RECORD EXCERPTS:
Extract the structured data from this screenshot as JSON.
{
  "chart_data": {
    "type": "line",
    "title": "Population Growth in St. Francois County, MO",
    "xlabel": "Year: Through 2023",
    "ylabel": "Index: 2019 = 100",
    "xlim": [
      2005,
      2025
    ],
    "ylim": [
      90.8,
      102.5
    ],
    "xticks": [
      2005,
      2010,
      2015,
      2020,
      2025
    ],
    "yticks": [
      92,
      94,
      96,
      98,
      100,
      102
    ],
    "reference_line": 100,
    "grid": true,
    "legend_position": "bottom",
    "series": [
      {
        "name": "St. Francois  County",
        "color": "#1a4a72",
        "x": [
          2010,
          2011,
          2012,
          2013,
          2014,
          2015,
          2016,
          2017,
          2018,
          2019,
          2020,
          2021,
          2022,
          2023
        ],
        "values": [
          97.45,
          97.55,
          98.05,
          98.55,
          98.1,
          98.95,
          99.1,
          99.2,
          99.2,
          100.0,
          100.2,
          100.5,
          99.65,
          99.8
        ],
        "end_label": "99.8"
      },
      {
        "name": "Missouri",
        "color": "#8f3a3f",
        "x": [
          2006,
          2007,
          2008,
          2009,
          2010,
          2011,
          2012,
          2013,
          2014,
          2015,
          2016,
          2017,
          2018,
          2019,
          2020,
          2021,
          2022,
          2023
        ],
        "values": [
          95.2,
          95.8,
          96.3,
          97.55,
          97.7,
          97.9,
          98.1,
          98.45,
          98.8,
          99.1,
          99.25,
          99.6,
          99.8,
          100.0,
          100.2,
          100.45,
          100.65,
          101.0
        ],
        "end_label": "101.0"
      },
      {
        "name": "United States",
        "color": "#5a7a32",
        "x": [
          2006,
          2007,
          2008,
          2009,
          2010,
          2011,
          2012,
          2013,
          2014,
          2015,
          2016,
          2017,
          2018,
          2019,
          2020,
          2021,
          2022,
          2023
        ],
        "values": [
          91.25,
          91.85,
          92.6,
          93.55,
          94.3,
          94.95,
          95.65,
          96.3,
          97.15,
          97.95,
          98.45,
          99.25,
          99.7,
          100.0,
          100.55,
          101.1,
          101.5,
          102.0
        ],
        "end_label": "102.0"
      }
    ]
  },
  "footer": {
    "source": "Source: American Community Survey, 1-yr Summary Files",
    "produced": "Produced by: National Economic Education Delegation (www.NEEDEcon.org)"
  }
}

WHAT IS ASKED:
Please restate the records in full, word for word.

CORRECT RESPONSE:
Extract the structured data from this screenshot as JSON.
{
  "chart_data": {
    "type": "line",
    "title": "Population Growth in St. Francois County, MO",
    "xlabel": "Year: Through 2023",
    "ylabel": "Index: 2019 = 100",
    "xlim": [
      2005,
      2025
    ],
    "ylim": [
      90.8,
      102.5
    ],
    "xticks": [
      2005,
      2010,
      2015,
      2020,
      2025
    ],
    "yticks": [
      92,
      94,
      96,
      98,
      100,
      102
    ],
    "reference_line": 100,
    "grid": true,
    "legend_position": "bottom",
    "series": [
      {
        "name": "St. Francois  County",
        "color": "#1a4a72",
        "x": [
          2010,
          2011,
          2012,
          2013,
          2014,
          2015,
          2016,
          2017,
          2018,
          2019,
          2020,
          2021,
          2022,
          2023
        ],
        "values": [
          97.45,
          97.55,
          98.05,
          98.55,
          98.1,
          98.95,
          99.1,
          99.2,
          99.2,
          100.0,
          100.2,
          100.5,
          99.65,
          99.8
        ],
        "end_label": "99.8"
      },
      {
        "name": "Missouri",
        "color": "#8f3a3f",
        "x": [
          2006,
          2007,
          2008,
          2009,
          2010,
          2011,
          2012,
          2013,
          2014,
          2015,
          2016,
          2017,
          2018,
          2019,
          2020,
          2021,
          2022,
          2023
        ],
        "values": [
          95.2,
          95.8,
          96.3,
          97.55,
          97.7,
          97.9,
          98.1,
          98.45,
          98.8,
          99.1,
          99.25,
          99.6,
          99.8,
          100.0,
          100.2,
          100.45,
          100.65,
          101.0
        ],
        "end_label": "101.0"
      },
      {
        "name": "United States",
        "color": "#5a7a32",
        "x": [
          2006,
          2007,
          2008,
          2009,
          2010,
          2011,
          2012,
          2013,
          2014,
          2015,
          2016,
          2017,
          2018,
          2019,
          2020,
          2021,
          2022,
          2023
        ],
        "values": [
          91.25,
          91.85,
          92.6,
          93.55,
          94.3,
          94.95,
          95.65,
          96.3,
          97.15,
          97.95,
          98.45,
          99.25,
          99.7,
          100.0,
          100.55,
          101.1,
          101.5,
          102.0
        ],
        "end_label": "102.0"
      }
    ]
  },
  "footer": {
    "source": "Source: American Community Survey, 1-yr Summary Files",
    "produced": "Produced by: National Economic Education Delegation (www.NEEDEcon.org)"
  }
}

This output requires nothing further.